__Goal__
Report how many lines in the listing below include the word "View". Write nothing besides the number.

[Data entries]
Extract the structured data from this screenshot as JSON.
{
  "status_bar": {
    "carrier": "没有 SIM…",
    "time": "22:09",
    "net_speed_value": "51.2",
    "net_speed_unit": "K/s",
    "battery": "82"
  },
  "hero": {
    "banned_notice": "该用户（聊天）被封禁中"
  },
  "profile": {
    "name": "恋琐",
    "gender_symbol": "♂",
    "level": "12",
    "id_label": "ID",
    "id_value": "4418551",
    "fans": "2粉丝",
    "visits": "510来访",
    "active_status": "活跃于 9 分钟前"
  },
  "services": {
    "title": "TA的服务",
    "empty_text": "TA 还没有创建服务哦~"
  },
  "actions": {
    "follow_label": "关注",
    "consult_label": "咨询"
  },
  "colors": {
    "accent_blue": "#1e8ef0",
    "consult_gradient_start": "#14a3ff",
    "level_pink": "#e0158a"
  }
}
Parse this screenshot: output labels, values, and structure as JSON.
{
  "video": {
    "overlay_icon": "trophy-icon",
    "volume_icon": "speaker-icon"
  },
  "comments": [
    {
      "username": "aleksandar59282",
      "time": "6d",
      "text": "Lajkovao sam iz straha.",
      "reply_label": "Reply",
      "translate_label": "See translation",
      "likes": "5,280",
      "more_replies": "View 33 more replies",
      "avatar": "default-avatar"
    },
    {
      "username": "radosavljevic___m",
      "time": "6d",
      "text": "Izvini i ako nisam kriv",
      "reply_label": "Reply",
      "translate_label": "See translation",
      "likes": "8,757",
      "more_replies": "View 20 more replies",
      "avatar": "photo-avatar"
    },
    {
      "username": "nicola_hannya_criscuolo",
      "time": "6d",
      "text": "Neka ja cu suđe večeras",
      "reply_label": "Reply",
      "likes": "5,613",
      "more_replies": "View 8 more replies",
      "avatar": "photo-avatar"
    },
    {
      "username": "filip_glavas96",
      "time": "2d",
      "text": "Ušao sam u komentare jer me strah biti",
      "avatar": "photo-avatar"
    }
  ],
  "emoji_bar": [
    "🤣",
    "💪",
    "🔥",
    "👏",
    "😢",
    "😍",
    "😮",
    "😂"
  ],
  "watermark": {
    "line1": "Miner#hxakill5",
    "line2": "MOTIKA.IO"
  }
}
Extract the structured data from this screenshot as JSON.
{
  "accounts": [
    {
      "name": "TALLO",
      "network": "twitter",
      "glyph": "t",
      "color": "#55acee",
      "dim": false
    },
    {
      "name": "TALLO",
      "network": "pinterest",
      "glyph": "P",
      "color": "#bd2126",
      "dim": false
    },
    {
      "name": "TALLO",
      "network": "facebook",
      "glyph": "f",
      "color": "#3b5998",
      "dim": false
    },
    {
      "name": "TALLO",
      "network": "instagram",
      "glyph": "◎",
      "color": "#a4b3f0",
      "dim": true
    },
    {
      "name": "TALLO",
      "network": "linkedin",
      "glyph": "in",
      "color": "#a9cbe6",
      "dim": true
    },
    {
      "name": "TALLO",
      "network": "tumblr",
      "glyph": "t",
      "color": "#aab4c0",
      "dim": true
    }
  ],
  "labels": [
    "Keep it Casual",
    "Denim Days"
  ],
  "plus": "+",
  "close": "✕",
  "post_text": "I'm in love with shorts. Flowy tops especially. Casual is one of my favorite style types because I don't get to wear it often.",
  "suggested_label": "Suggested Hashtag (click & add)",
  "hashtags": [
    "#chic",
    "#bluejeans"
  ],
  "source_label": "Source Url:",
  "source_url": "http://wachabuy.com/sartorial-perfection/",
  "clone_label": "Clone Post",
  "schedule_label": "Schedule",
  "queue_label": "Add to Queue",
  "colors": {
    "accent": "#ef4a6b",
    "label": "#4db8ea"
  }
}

__Task solution__
3